■ Challenge ■
Below are the records. Gather each line that holds "this".
--*--
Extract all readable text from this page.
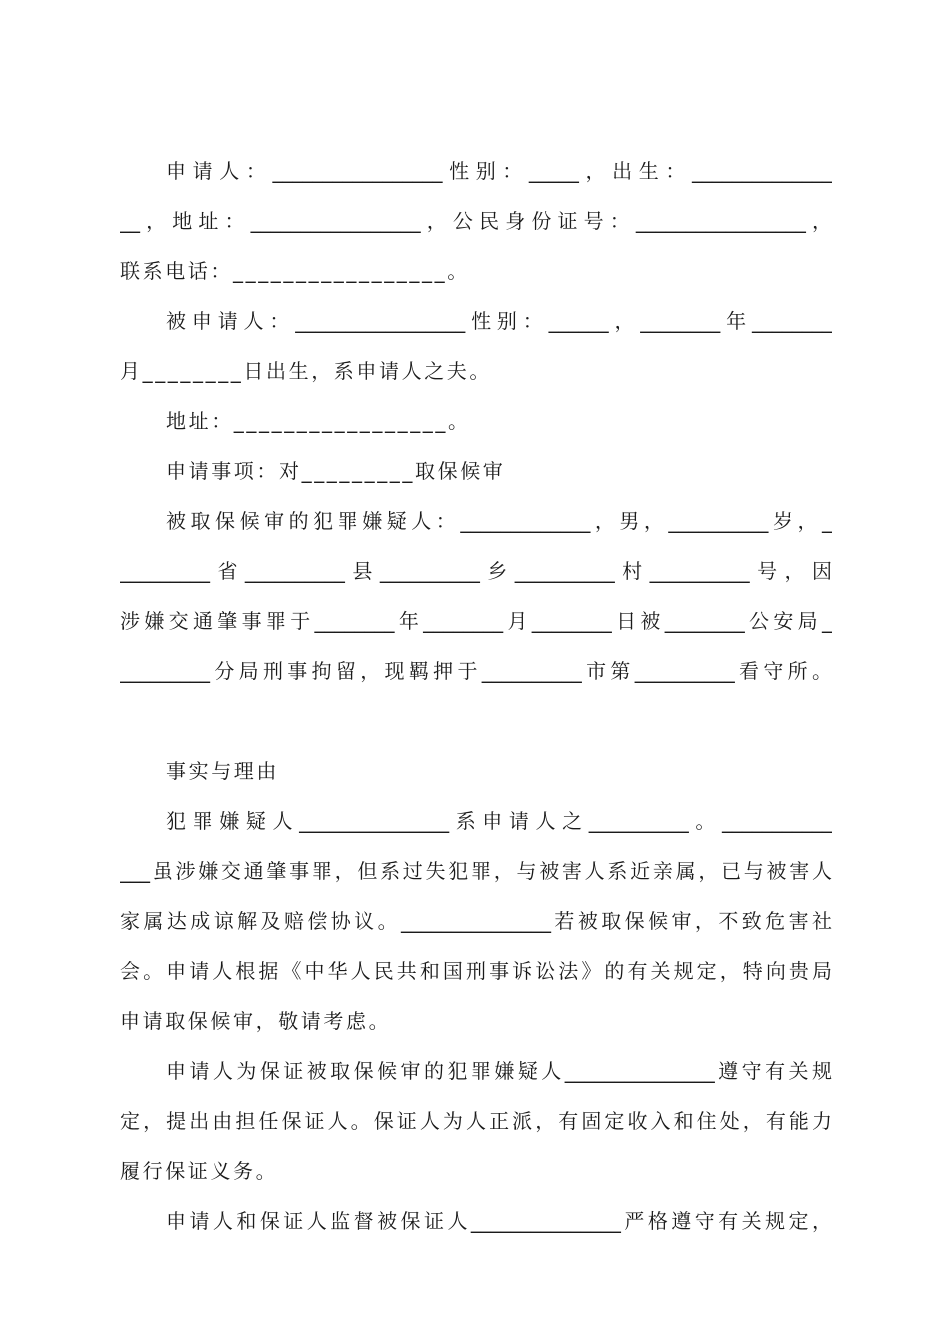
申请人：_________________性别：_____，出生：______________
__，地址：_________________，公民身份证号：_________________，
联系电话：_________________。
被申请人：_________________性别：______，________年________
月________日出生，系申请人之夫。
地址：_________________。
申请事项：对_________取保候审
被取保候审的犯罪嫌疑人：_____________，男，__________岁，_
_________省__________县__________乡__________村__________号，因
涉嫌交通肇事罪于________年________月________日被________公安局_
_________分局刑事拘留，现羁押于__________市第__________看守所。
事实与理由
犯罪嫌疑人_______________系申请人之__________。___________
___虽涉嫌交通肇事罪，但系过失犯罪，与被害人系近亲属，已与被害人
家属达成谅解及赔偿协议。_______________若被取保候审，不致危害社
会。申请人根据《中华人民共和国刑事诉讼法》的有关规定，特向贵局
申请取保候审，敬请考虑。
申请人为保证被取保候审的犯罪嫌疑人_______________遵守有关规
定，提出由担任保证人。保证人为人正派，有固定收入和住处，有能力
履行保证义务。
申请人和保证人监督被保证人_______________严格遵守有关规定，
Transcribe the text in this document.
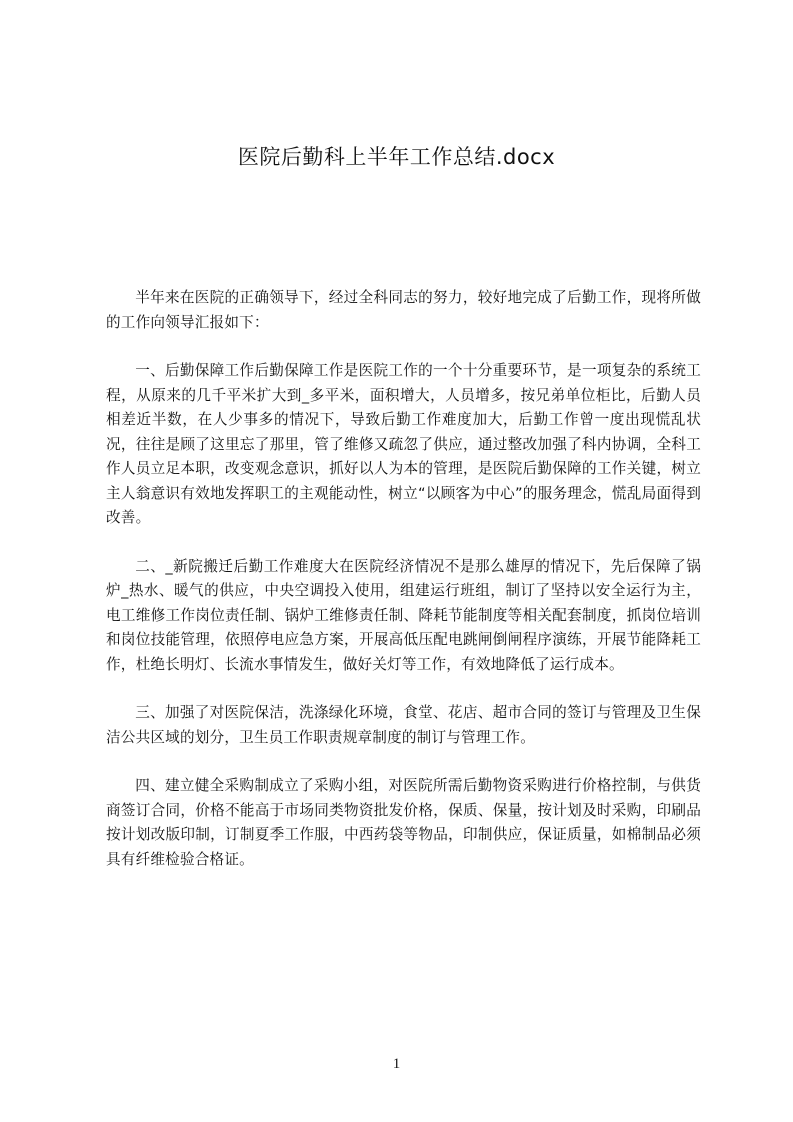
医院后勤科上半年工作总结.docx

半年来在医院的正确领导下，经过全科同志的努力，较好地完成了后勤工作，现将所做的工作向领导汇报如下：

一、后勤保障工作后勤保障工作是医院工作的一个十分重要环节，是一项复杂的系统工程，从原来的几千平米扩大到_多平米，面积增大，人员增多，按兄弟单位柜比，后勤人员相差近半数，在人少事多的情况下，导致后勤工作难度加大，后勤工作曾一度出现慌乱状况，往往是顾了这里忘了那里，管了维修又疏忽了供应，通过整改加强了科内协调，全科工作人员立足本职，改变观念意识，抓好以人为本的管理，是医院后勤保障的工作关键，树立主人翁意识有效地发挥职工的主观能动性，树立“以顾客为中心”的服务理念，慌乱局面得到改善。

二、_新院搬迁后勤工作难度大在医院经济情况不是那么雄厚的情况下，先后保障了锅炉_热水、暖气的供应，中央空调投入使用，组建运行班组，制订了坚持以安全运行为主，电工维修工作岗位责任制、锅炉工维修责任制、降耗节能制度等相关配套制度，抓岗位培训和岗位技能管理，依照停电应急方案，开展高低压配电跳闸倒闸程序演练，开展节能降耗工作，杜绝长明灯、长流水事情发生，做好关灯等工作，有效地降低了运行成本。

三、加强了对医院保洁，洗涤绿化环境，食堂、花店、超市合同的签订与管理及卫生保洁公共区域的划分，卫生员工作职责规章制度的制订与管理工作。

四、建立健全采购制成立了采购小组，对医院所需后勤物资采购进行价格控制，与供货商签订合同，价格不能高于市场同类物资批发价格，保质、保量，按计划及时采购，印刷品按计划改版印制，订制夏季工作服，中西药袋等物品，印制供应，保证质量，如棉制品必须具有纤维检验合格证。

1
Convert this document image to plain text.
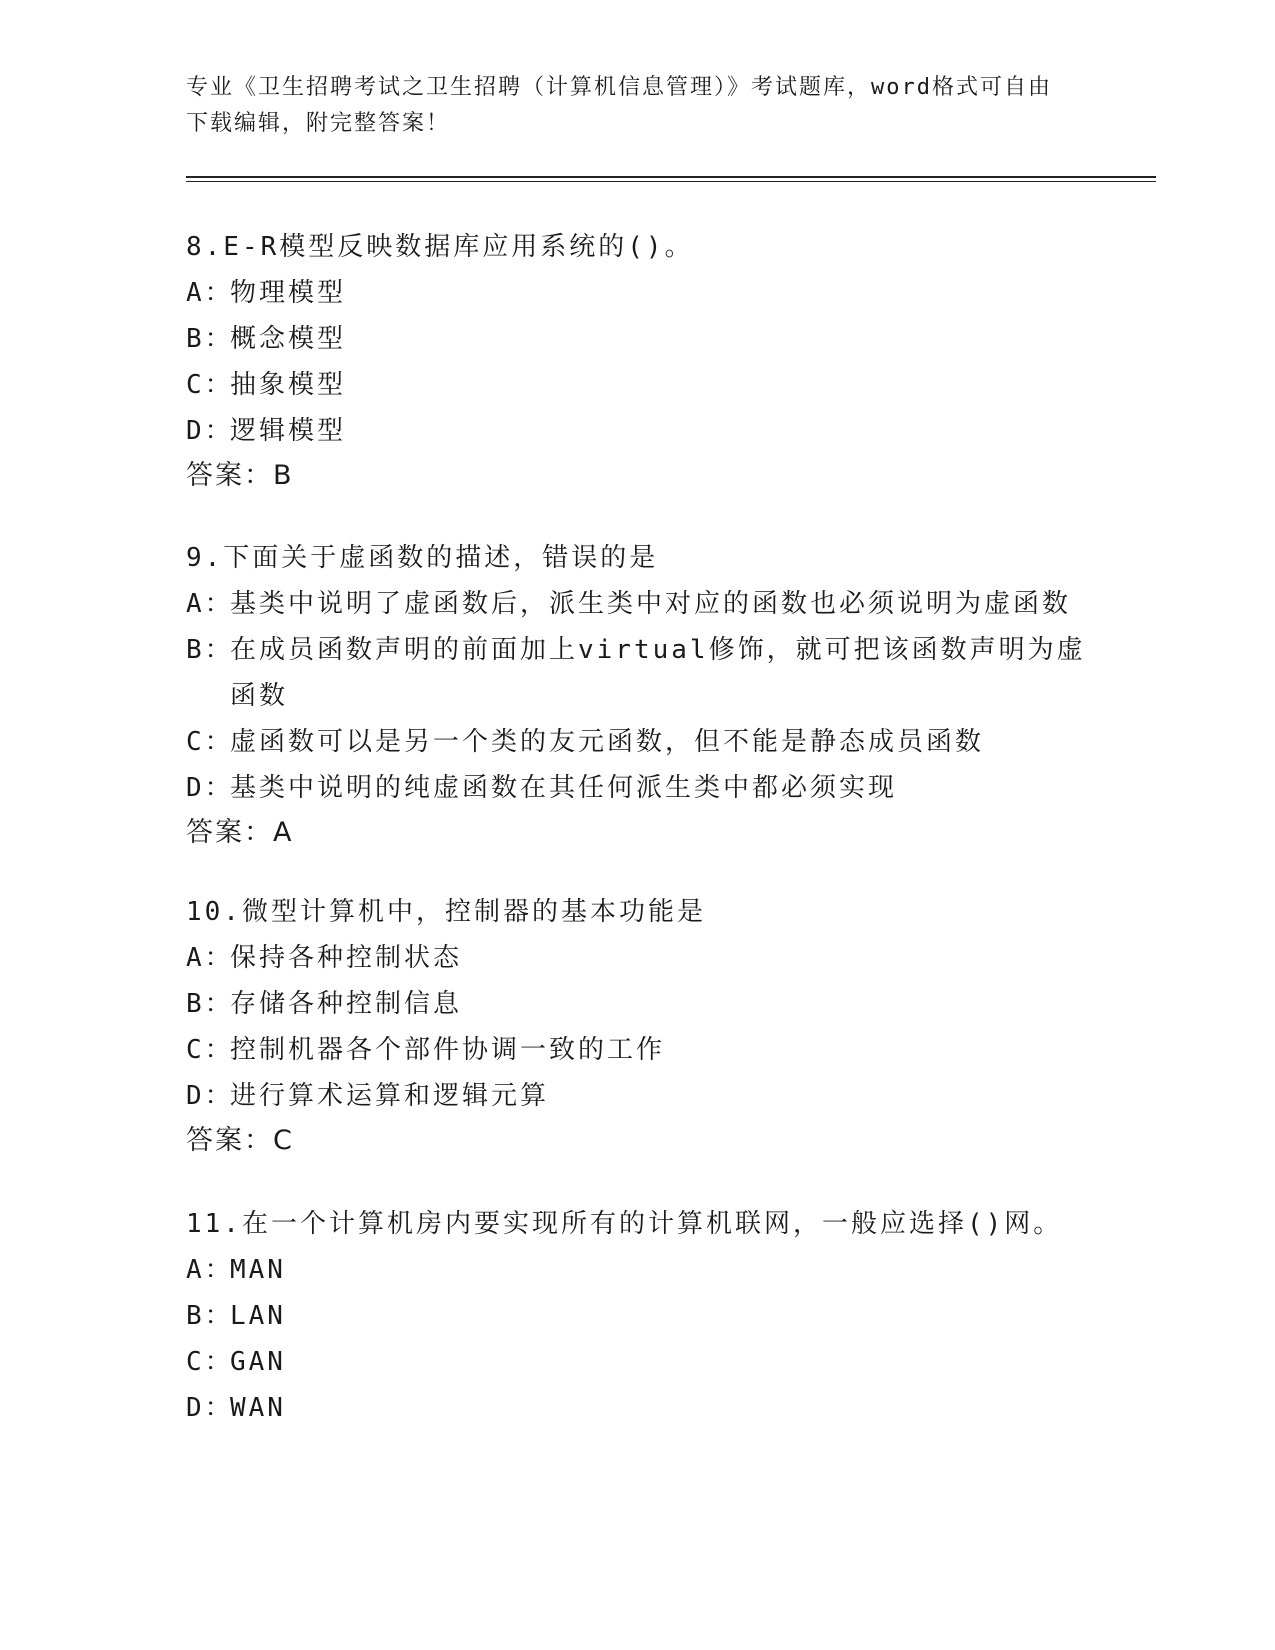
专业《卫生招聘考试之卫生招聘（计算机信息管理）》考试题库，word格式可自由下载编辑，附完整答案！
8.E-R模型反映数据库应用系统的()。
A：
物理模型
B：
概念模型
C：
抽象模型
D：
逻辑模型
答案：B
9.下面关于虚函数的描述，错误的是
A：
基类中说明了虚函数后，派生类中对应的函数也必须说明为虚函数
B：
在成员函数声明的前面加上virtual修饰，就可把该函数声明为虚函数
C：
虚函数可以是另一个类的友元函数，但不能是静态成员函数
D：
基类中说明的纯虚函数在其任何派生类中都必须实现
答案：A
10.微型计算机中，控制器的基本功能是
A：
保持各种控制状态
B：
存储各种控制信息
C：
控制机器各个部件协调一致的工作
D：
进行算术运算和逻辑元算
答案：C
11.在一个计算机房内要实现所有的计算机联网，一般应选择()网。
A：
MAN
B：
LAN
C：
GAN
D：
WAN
--*--
■ Reply ■
Extract all readable text from this page.
Transcribe the text in this document.
Convert this document image to plain text.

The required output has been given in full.